§ **Dataset entries**:
## Start

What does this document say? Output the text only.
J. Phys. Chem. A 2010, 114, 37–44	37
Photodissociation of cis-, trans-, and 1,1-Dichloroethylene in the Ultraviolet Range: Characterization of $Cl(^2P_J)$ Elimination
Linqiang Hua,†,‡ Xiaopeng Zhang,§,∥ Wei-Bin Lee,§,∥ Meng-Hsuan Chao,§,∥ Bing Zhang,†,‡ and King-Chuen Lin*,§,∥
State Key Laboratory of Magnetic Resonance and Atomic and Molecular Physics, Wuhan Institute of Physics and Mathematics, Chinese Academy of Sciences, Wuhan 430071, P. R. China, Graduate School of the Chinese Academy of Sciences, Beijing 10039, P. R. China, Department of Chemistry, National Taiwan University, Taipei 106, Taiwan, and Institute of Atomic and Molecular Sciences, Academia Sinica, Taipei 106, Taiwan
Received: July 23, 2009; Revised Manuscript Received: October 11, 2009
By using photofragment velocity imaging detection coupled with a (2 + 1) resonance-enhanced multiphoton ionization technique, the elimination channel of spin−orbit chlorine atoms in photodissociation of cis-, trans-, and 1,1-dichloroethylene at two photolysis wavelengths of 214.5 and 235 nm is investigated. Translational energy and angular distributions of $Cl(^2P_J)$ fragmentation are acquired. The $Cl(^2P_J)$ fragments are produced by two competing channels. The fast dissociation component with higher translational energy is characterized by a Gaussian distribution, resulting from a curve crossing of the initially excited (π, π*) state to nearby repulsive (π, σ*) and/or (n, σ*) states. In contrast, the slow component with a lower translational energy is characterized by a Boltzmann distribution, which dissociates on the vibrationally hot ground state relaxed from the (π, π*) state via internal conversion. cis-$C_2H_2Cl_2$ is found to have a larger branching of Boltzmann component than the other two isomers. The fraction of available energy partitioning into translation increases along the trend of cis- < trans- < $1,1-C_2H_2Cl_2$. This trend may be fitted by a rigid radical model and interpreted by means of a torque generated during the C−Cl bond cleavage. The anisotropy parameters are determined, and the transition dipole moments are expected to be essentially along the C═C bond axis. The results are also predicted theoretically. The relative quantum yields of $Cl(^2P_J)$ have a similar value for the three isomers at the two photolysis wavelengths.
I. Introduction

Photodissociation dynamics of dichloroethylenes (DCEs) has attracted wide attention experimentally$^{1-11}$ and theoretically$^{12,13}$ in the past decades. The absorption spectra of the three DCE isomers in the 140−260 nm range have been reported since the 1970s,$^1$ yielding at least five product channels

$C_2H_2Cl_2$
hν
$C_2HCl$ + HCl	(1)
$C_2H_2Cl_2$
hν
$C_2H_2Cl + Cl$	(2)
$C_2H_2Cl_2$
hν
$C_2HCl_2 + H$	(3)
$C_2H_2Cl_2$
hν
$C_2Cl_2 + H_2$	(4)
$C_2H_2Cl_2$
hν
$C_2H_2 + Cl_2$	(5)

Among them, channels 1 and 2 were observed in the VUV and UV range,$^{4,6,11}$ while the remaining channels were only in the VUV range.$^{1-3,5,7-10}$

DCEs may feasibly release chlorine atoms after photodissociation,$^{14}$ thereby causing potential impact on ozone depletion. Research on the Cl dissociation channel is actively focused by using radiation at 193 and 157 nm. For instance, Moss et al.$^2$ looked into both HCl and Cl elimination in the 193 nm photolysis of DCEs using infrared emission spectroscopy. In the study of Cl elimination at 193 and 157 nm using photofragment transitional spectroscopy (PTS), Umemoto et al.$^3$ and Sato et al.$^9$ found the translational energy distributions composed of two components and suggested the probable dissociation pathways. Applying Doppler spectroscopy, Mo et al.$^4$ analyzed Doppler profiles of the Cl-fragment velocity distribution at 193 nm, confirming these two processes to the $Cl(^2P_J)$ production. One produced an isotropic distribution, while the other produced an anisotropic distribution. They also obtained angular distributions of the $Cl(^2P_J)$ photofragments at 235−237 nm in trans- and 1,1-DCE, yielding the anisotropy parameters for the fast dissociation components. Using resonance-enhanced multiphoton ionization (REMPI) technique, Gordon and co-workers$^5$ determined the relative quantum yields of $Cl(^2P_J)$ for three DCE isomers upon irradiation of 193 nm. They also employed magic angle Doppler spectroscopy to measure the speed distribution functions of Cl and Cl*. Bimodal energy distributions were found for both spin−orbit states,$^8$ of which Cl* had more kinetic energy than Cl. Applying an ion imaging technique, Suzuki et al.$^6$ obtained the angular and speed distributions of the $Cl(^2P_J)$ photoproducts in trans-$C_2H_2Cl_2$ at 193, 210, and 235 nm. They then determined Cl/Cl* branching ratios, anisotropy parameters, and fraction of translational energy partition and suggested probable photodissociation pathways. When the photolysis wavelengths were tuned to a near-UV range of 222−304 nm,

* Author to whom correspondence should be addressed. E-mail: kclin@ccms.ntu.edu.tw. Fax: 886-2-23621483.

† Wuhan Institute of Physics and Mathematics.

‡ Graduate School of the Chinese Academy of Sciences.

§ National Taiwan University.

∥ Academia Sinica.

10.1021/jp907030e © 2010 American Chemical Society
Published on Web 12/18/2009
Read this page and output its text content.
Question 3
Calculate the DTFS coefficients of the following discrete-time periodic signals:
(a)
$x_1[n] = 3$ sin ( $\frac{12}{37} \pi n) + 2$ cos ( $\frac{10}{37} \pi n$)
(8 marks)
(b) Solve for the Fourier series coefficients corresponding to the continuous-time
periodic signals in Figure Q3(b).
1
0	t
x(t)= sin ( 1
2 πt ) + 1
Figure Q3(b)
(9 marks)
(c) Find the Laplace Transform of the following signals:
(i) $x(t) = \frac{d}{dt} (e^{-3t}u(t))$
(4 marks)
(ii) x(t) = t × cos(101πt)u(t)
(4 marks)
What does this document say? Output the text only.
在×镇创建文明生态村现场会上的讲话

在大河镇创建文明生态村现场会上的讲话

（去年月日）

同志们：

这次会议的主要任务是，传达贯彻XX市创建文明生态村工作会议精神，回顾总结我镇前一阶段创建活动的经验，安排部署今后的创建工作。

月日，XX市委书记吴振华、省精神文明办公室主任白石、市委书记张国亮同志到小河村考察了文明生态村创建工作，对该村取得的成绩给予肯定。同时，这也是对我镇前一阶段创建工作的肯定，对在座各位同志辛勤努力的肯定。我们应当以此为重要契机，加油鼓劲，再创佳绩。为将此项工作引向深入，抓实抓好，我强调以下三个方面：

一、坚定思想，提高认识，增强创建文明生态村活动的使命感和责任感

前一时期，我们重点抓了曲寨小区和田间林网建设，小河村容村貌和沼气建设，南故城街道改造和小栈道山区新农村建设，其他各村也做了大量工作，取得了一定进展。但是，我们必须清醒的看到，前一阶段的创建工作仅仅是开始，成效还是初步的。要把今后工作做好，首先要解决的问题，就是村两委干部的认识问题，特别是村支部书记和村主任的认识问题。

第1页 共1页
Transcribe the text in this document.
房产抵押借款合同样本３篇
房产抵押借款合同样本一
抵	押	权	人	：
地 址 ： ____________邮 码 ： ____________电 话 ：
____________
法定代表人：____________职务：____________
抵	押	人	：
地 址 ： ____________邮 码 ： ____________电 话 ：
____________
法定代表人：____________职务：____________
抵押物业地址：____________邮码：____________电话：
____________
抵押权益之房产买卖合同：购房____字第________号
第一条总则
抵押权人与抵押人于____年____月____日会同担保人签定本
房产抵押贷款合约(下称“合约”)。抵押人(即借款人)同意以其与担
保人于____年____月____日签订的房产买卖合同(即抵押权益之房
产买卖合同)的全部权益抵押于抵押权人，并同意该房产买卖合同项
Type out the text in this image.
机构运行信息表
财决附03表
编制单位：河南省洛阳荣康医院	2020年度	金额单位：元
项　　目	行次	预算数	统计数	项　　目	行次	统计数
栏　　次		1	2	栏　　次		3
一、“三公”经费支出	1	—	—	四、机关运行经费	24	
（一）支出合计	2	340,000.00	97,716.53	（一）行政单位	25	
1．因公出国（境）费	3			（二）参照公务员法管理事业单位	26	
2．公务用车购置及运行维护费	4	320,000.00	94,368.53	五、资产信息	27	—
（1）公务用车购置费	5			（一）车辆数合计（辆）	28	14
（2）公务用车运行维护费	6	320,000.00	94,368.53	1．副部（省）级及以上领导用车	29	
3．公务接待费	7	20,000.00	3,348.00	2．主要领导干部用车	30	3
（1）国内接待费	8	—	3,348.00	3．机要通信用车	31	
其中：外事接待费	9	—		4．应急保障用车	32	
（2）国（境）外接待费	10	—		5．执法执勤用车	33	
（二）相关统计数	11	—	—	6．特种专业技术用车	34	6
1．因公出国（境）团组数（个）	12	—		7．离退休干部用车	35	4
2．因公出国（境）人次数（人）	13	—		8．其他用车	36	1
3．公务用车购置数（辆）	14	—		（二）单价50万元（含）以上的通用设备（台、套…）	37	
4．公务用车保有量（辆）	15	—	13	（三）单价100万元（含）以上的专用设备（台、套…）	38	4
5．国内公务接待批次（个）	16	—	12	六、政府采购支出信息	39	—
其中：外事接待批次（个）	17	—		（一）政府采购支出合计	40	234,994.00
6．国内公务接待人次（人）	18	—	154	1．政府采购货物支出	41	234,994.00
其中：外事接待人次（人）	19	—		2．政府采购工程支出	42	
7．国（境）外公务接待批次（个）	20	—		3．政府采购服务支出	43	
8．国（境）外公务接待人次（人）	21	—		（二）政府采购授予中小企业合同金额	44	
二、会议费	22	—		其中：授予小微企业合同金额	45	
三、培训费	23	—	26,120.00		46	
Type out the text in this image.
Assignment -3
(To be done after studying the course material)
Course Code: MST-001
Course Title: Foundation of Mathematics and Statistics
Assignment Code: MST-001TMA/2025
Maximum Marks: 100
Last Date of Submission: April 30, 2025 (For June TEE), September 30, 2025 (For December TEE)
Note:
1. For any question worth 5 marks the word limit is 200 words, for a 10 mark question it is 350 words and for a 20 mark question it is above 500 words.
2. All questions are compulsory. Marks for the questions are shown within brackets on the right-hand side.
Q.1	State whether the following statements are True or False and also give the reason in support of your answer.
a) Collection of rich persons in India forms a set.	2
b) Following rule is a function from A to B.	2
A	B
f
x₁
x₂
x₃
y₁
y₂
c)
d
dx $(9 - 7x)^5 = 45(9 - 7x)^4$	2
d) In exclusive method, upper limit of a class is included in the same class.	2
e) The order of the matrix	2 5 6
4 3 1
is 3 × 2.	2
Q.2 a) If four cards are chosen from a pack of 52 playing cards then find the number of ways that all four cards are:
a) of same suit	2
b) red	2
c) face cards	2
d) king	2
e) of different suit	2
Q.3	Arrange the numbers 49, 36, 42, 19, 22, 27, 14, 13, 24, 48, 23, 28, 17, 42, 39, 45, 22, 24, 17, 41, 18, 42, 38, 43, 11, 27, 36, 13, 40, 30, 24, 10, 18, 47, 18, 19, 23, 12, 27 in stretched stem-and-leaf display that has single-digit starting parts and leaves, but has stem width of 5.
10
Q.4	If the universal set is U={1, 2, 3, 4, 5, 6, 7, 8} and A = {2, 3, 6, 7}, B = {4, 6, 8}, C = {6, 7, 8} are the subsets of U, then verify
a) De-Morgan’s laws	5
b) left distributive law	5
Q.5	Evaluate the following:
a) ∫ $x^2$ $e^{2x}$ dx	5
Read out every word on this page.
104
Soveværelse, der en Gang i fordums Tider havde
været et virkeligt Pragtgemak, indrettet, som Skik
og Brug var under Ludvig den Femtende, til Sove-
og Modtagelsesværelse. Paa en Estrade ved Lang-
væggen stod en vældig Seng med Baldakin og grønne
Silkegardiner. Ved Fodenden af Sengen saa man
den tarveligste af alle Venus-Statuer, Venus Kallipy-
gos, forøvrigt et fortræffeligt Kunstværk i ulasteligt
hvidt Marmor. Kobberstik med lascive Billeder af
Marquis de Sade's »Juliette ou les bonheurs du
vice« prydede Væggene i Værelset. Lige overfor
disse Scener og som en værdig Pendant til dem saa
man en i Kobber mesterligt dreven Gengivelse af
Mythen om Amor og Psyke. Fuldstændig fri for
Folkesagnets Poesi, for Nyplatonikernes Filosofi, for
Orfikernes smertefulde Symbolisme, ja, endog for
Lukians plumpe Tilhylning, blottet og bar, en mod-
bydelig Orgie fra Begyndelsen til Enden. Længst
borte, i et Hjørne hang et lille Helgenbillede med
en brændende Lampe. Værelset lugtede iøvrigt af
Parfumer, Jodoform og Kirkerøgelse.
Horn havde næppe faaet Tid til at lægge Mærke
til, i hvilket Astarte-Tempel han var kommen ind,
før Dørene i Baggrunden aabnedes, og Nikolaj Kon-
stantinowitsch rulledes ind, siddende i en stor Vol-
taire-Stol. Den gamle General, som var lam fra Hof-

## End

§ **Stated task**:
Lines containing the word "Assignment" must all be returned from the material above.

§ **Solution**:
Assignment -3
Assignment Code: MST-001TMA/2025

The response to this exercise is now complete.